▶ **AIM**
Lines that include the word "structured" are the ones to copy.
== DATASET RECORDS ==
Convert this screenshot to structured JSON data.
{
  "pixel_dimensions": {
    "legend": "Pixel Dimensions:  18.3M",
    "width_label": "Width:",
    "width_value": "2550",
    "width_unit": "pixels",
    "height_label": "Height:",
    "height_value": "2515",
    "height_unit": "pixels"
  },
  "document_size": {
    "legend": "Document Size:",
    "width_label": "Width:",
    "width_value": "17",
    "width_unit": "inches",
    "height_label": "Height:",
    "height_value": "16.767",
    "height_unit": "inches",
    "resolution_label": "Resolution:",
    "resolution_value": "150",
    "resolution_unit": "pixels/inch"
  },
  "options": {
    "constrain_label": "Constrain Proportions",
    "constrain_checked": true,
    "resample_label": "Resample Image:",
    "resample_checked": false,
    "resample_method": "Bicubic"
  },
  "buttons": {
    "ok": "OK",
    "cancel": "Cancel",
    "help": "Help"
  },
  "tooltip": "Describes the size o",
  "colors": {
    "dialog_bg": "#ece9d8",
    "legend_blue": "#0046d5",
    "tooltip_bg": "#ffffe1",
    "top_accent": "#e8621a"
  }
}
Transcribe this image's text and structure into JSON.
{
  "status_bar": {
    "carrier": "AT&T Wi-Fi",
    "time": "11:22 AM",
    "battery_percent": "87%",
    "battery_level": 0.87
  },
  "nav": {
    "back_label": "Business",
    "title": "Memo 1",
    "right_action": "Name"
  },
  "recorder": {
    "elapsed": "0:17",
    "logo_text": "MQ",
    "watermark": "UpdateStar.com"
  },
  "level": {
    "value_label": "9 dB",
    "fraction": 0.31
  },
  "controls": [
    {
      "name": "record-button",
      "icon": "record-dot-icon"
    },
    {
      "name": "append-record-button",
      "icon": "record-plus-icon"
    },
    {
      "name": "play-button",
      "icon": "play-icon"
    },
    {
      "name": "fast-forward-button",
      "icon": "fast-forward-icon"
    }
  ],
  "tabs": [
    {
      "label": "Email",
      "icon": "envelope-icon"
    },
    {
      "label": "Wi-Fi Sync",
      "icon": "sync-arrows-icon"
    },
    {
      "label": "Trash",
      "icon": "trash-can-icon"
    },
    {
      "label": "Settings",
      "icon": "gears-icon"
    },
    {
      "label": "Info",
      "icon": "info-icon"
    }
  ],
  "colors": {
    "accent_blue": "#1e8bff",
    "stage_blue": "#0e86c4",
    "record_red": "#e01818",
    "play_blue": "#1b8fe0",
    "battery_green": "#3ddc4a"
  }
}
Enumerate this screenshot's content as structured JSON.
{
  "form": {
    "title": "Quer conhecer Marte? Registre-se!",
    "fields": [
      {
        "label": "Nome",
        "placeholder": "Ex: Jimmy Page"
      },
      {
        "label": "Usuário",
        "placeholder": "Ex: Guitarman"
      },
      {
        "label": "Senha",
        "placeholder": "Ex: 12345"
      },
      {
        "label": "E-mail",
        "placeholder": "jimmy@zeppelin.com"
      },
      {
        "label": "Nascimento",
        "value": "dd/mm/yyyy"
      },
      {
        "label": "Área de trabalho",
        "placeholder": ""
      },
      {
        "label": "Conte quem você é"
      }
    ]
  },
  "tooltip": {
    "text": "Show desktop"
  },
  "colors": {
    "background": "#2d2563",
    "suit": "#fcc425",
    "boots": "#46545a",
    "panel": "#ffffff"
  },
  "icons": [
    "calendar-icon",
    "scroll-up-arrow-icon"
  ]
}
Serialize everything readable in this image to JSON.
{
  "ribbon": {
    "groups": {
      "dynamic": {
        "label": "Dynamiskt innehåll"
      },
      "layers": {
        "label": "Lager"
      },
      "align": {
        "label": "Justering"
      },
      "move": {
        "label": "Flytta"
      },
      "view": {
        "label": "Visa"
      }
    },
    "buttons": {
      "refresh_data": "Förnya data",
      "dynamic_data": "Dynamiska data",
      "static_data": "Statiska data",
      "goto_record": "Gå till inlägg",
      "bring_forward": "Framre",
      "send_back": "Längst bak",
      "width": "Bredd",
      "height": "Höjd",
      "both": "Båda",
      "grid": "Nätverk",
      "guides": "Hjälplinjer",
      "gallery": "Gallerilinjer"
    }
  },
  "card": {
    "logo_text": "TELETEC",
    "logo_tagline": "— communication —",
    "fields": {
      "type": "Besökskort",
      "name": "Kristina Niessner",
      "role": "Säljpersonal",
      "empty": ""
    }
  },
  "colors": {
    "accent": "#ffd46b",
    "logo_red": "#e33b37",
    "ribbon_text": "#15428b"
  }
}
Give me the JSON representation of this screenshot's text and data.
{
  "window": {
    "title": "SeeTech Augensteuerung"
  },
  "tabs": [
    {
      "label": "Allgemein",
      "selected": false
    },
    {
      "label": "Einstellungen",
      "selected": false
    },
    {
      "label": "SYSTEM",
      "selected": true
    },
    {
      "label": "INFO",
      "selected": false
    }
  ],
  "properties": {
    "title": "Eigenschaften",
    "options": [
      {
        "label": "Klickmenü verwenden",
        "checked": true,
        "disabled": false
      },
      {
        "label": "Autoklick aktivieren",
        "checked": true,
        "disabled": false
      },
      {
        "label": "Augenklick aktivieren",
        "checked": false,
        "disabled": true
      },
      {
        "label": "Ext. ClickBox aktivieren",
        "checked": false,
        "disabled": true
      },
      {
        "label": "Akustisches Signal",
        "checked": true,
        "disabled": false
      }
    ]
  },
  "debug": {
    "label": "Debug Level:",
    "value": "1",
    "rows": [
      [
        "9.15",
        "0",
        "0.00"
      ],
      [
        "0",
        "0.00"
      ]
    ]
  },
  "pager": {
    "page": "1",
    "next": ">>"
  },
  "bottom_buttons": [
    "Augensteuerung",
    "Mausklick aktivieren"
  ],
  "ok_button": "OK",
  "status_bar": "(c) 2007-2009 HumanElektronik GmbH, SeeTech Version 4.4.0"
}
===
▶ **SOLUTION FOR THIS TASK**
Convert this screenshot to structured JSON data.
Enumerate this screenshot's content as structured JSON.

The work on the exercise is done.